Stated exercise: Identify each line holding the string "texto" and copy it.
## START
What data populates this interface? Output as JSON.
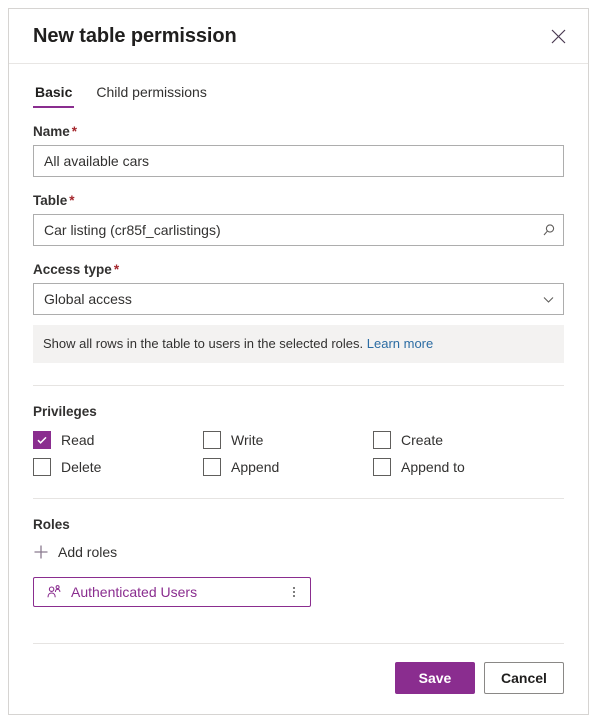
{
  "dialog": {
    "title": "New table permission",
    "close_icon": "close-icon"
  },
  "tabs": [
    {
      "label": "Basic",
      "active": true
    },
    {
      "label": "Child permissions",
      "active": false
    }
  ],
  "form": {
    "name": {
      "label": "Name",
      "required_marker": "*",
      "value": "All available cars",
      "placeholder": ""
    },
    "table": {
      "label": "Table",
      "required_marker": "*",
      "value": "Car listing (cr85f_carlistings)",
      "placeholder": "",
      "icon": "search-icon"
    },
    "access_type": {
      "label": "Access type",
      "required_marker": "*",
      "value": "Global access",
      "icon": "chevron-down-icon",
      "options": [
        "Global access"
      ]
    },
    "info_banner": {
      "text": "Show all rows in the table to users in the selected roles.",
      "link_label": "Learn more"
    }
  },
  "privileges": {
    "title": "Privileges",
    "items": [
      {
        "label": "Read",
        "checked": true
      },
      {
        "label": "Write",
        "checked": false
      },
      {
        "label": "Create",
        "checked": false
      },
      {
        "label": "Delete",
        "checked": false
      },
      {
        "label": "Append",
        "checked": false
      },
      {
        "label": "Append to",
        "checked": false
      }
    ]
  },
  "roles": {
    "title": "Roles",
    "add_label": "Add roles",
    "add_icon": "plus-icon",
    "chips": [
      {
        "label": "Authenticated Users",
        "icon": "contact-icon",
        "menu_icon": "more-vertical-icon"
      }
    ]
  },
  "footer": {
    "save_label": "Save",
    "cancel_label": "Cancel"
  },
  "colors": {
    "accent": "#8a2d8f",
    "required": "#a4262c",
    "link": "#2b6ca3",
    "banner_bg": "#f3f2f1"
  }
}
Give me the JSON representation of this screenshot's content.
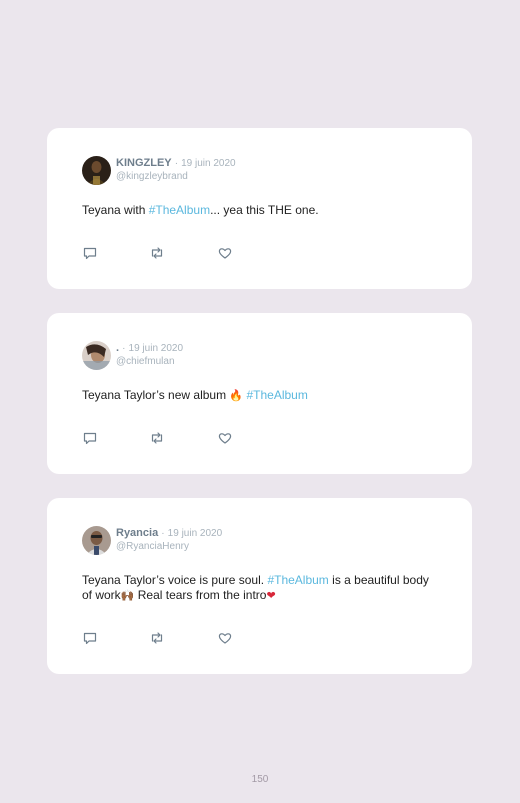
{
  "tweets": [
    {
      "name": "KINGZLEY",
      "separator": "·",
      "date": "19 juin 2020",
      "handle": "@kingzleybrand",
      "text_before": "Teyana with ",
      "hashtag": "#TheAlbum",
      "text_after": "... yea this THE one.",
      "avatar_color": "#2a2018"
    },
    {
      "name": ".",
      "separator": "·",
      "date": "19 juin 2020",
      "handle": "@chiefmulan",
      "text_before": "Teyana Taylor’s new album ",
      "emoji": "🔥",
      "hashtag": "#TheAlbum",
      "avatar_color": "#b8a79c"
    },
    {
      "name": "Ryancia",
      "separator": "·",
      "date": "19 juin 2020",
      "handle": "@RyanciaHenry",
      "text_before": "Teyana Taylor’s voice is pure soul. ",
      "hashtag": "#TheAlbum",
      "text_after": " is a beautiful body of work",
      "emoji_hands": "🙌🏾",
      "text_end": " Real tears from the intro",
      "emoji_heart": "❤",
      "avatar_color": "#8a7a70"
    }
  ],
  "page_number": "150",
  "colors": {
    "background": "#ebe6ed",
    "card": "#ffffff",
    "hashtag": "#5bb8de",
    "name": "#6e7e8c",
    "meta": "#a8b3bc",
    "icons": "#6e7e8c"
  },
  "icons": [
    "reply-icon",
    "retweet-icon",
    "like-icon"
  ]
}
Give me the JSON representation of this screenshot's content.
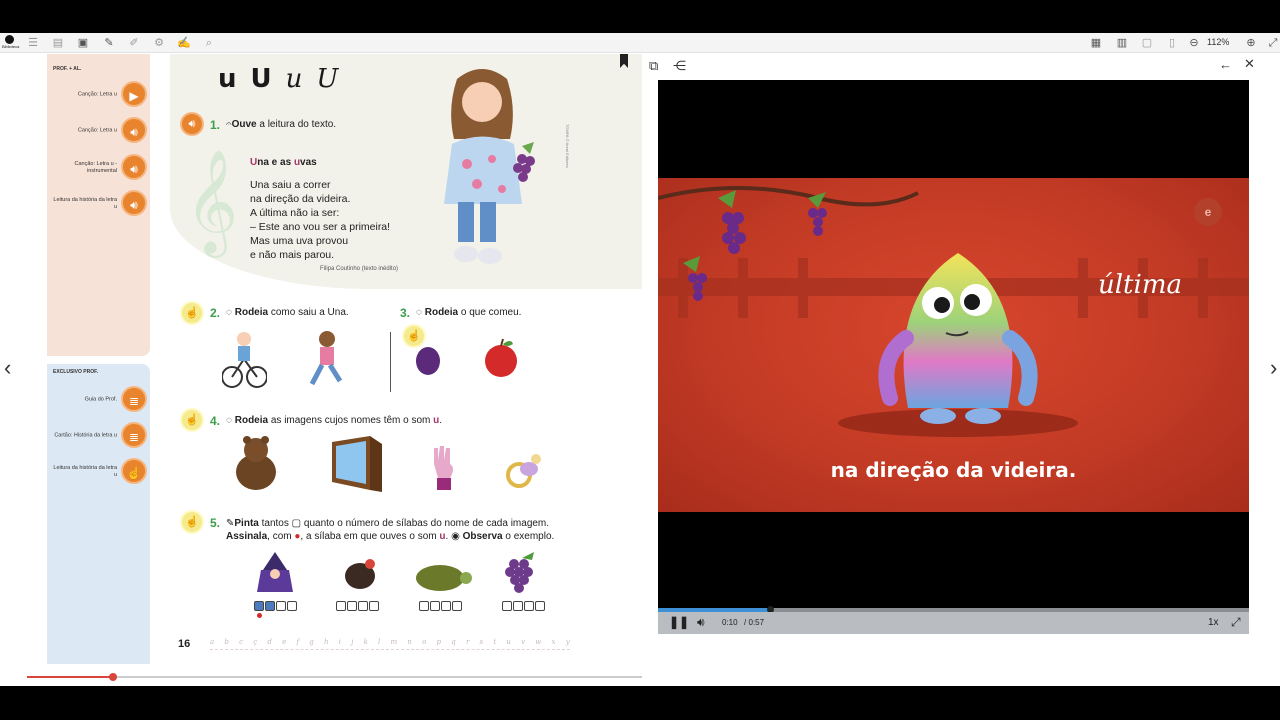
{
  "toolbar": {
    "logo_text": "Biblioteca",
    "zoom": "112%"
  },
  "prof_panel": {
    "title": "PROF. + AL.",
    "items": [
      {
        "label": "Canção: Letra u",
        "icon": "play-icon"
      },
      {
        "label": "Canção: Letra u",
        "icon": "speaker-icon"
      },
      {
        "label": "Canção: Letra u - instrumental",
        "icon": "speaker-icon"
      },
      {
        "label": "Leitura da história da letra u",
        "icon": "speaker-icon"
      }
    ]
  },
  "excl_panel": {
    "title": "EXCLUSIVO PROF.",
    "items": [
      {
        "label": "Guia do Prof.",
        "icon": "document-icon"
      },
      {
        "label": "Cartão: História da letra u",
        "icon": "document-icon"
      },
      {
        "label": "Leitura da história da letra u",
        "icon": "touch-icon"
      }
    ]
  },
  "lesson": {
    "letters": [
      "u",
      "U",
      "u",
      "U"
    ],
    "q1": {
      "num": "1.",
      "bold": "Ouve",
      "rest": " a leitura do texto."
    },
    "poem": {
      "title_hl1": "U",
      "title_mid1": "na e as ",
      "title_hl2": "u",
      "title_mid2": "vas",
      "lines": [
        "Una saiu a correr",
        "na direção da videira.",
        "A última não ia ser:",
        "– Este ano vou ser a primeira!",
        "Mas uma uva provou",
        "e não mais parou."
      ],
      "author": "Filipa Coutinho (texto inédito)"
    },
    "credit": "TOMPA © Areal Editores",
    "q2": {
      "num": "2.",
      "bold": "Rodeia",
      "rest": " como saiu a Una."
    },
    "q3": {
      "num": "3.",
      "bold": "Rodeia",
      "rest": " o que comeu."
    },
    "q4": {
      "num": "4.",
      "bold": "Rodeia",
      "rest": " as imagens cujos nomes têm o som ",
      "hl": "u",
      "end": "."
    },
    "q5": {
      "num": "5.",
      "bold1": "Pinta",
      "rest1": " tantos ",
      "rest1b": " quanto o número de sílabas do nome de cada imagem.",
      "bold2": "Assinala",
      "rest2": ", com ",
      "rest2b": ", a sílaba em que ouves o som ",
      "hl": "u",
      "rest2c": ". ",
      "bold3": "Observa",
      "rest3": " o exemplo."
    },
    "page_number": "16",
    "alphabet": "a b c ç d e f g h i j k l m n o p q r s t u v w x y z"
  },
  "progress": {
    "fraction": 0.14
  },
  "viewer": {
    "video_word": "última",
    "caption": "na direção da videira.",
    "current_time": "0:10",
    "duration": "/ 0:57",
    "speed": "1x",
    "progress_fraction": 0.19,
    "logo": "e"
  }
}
## END
## START
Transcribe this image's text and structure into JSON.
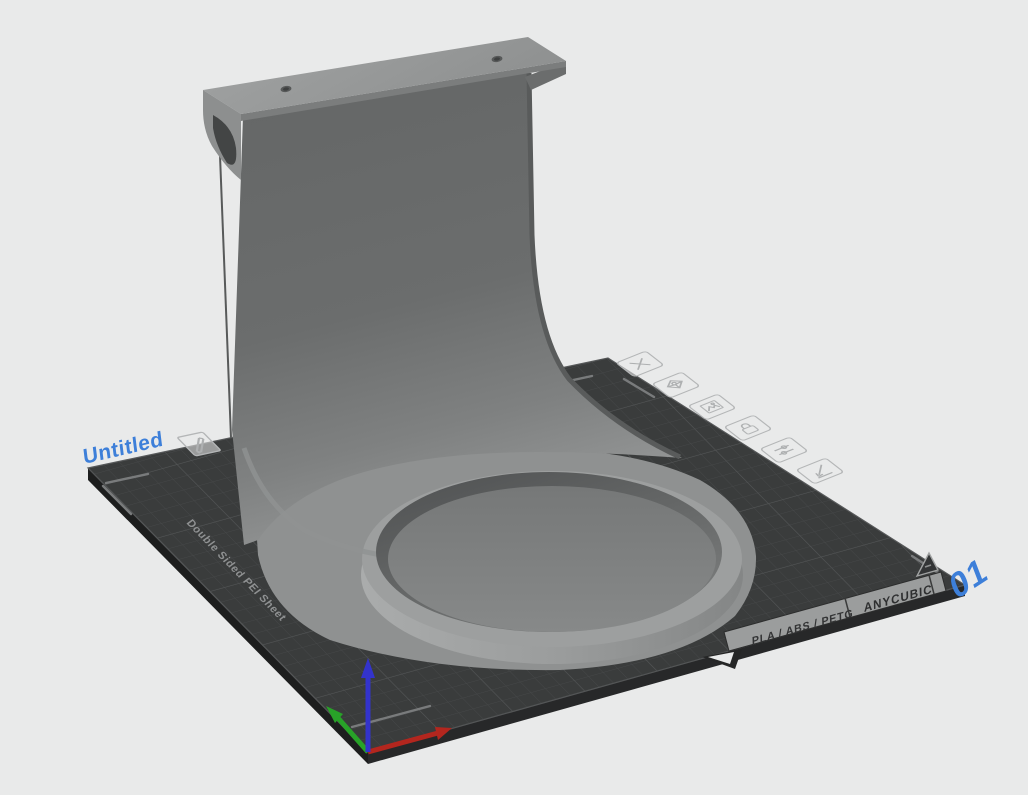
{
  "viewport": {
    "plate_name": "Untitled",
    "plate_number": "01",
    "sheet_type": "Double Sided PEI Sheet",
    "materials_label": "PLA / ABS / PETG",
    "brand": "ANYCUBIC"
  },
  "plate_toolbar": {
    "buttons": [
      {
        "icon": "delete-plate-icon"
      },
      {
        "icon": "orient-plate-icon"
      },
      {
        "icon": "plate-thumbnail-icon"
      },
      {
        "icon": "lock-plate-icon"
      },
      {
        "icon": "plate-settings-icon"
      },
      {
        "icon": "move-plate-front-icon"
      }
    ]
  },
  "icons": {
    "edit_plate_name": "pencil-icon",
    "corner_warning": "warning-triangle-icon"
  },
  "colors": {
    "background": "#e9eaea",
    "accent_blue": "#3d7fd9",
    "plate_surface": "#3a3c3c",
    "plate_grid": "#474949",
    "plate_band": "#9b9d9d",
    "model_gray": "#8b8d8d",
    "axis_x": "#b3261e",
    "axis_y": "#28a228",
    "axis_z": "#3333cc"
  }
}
## END
## START
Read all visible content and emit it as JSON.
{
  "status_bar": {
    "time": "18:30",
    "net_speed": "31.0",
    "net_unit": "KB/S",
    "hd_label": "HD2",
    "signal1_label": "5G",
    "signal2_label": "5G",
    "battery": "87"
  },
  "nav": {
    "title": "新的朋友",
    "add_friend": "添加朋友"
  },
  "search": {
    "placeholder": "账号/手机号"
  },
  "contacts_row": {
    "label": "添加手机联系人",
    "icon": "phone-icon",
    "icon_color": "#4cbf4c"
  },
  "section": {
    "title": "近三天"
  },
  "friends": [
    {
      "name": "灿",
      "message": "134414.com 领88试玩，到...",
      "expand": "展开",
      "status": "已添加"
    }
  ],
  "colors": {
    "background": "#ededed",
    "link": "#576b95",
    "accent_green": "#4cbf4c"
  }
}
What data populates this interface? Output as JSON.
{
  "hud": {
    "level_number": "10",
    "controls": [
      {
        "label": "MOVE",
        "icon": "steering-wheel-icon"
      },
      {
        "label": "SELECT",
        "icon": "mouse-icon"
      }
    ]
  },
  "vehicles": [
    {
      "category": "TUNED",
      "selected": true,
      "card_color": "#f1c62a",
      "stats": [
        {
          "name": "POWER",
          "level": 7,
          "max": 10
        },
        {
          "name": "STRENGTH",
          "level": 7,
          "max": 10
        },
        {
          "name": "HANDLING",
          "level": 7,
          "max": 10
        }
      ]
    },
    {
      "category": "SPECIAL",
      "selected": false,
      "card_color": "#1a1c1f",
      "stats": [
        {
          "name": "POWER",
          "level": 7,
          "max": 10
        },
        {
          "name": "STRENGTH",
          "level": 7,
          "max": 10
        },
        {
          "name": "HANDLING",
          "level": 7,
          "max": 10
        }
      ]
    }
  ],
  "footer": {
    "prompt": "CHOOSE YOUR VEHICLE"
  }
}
## END
Finished task:
      "rest": " a leitura do texto."
      "author": "Filipa Coutinho (texto inédito)"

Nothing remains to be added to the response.